§ TASK DIRECTIONS: Answer with a single number, the count of lines holding the word "JSON".

§ DATA LINES:
━━━━━━━━━━

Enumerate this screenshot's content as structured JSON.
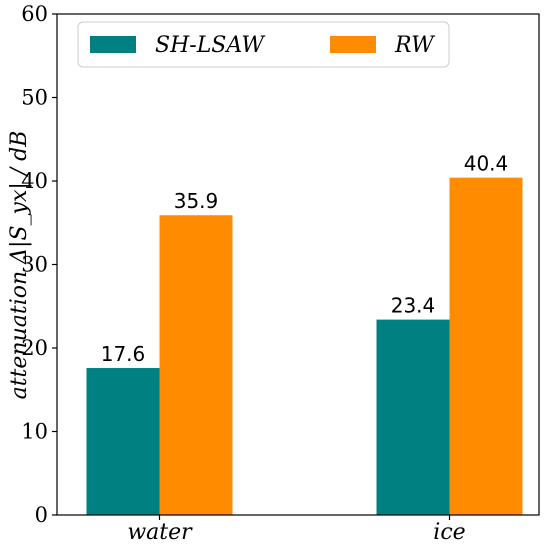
{
  "chart_data": {
    "type": "bar",
    "categories": [
      "water",
      "ice"
    ],
    "series": [
      {
        "name": "SH-LSAW",
        "values": [
          17.6,
          23.4
        ],
        "value_labels": [
          "17.6",
          "23.4"
        ],
        "color": "#008080"
      },
      {
        "name": "RW",
        "values": [
          35.9,
          40.4
        ],
        "value_labels": [
          "35.9",
          "40.4"
        ],
        "color": "#ff8c00"
      }
    ],
    "title": "",
    "xlabel": "",
    "ylabel": "attenuation  Δ|S_yx| / dB",
    "ylim": [
      0,
      60
    ],
    "yticks": [
      0,
      10,
      20,
      30,
      40,
      50,
      60
    ],
    "grid": false,
    "legend_position": "top"
  }
}
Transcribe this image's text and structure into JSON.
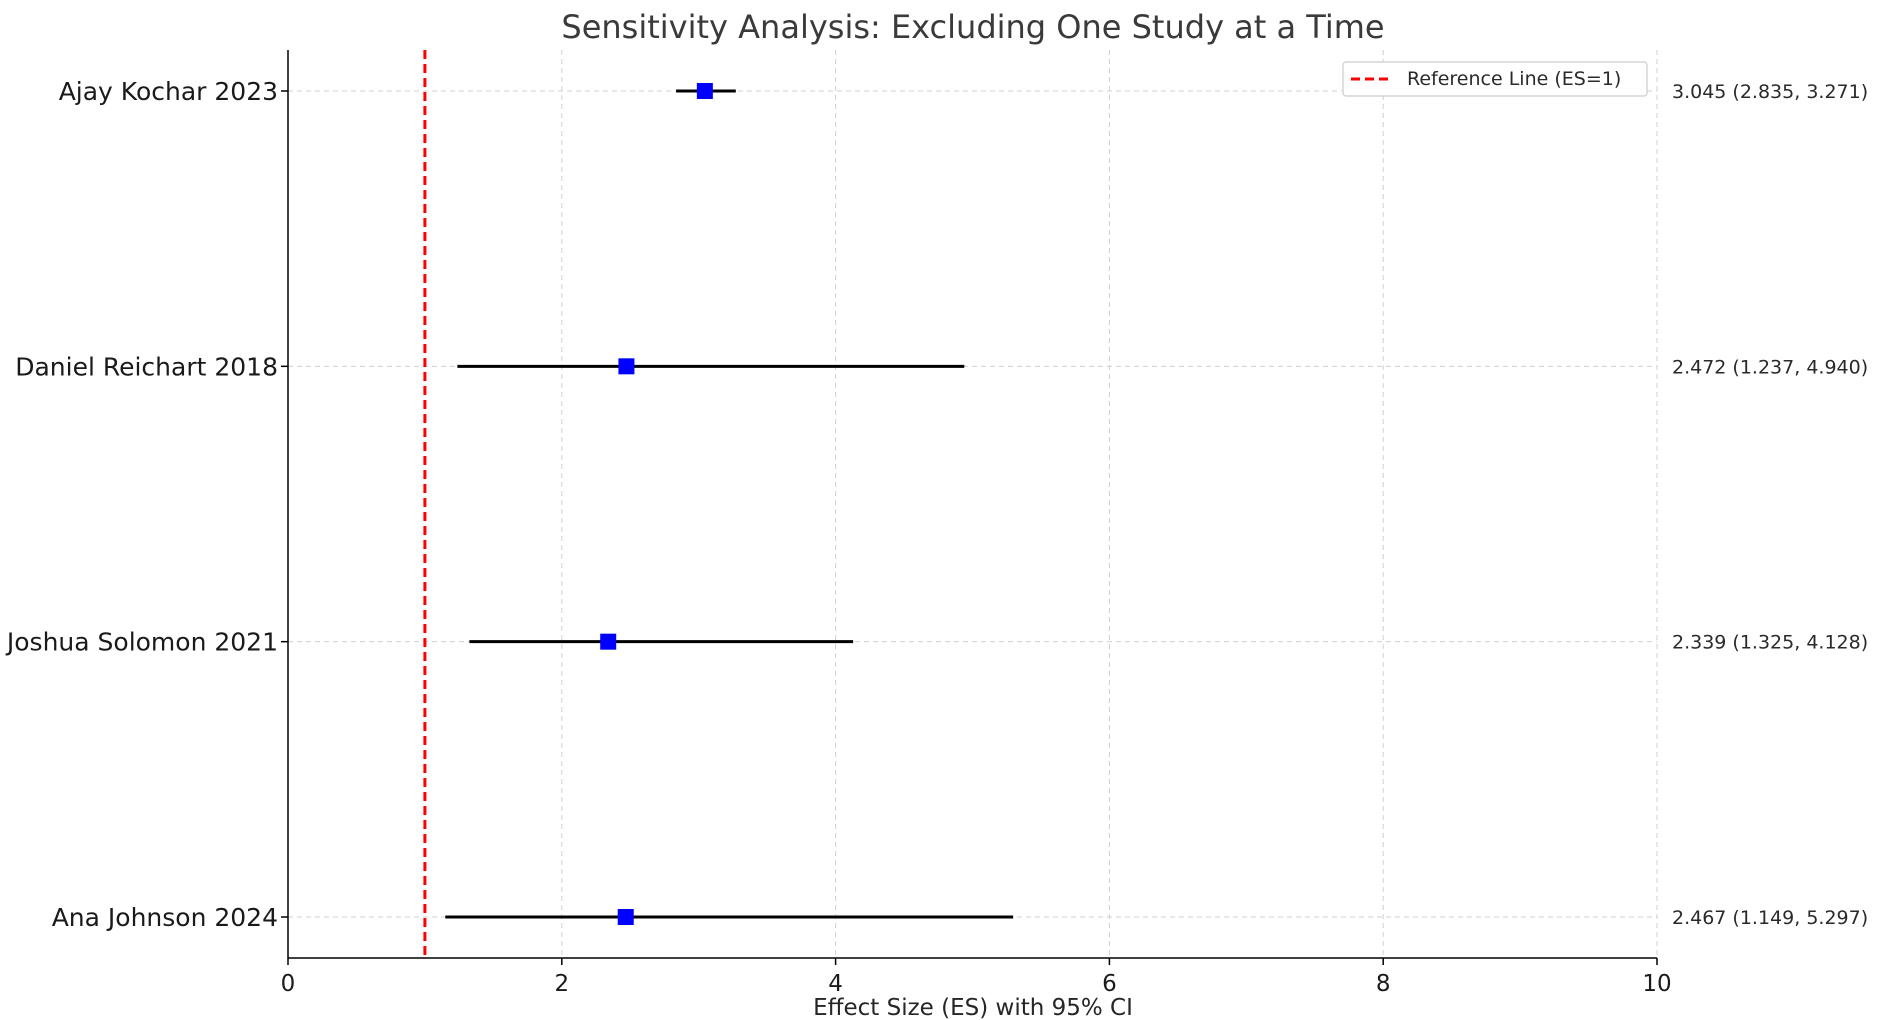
{
  "chart_data": {
    "type": "forest",
    "title": "Sensitivity Analysis: Excluding One Study at a Time",
    "xlabel": "Effect Size (ES) with 95% CI",
    "ylabel": "",
    "xlim": [
      0,
      10
    ],
    "xticks": [
      0,
      2,
      4,
      6,
      8,
      10
    ],
    "grid": true,
    "studies": [
      {
        "label": "Ajay Kochar 2023",
        "es": 3.045,
        "ci_low": 2.835,
        "ci_high": 3.271,
        "annotation": "3.045 (2.835, 3.271)"
      },
      {
        "label": "Daniel Reichart 2018",
        "es": 2.472,
        "ci_low": 1.237,
        "ci_high": 4.94,
        "annotation": "2.472 (1.237, 4.940)"
      },
      {
        "label": "Joshua Solomon 2021",
        "es": 2.339,
        "ci_low": 1.325,
        "ci_high": 4.128,
        "annotation": "2.339 (1.325, 4.128)"
      },
      {
        "label": "Ana Johnson 2024",
        "es": 2.467,
        "ci_low": 1.149,
        "ci_high": 5.297,
        "annotation": "2.467 (1.149, 5.297)"
      }
    ],
    "reference_line": {
      "value": 1,
      "label": "Reference Line (ES=1)",
      "color": "#ff0000"
    },
    "marker_color": "#0000ff",
    "ci_color": "#000000",
    "legend_position": "top-right"
  }
}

━━━━━━━━━━

§ RESULT BELOW: 2